Pull out every line of the listing below where "umbraco" appears.

§

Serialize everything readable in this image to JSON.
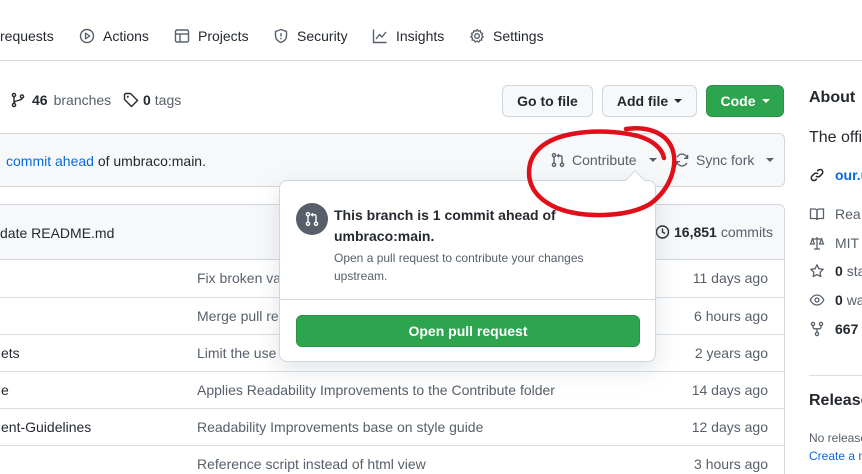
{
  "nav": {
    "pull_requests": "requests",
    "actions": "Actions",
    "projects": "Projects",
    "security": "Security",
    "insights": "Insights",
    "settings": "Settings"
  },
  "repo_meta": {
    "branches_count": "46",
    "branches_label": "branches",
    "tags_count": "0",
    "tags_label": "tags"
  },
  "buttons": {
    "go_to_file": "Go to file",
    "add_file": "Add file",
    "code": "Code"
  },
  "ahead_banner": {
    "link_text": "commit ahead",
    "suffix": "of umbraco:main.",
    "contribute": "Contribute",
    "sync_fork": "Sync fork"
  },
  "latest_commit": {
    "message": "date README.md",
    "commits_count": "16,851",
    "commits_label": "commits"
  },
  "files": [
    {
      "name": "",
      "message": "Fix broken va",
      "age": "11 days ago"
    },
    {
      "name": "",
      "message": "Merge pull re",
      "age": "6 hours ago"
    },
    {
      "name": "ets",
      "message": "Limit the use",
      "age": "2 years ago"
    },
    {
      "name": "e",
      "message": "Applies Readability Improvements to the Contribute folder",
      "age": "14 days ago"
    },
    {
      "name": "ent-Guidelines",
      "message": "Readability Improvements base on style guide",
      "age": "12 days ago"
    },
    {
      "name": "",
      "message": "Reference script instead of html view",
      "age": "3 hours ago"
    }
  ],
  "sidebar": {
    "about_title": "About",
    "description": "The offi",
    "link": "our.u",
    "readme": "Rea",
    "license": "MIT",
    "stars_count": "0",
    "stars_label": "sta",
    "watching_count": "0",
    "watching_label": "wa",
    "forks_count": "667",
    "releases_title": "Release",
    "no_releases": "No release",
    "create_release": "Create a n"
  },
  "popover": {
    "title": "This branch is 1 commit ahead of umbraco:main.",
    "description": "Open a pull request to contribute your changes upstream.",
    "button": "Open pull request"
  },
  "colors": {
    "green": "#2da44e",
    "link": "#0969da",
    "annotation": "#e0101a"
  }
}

§

— FINAL ANSWER —
    "suffix": "of umbraco:main.",
    "title": "This branch is 1 commit ahead of umbraco:main.",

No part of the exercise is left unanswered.